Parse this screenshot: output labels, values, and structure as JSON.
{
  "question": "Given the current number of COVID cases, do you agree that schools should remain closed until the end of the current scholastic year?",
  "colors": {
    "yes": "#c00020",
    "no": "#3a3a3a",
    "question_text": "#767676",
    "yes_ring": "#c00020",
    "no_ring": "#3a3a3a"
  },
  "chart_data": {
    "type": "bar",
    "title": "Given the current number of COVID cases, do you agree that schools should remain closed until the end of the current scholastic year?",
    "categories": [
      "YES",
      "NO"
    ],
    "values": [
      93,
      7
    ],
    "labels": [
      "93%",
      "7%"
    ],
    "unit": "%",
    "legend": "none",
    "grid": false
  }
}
##############################
◆ WHAT IS REQUIRED
All the data must be duplicated exactly, with nothing added or removed.

◆ COMPLETED TASK
Parse this screenshot: output labels, values, and structure as JSON.
{
  "question": "Given the current number of COVID cases, do you agree that schools should remain closed until the end of the current scholastic year?",
  "colors": {
    "yes": "#c00020",
    "no": "#3a3a3a",
    "question_text": "#767676",
    "yes_ring": "#c00020",
    "no_ring": "#3a3a3a"
  },
  "chart_data": {
    "type": "bar",
    "title": "Given the current number of COVID cases, do you agree that schools should remain closed until the end of the current scholastic year?",
    "categories": [
      "YES",
      "NO"
    ],
    "values": [
      93,
      7
    ],
    "labels": [
      "93%",
      "7%"
    ],
    "unit": "%",
    "legend": "none",
    "grid": false
  }
}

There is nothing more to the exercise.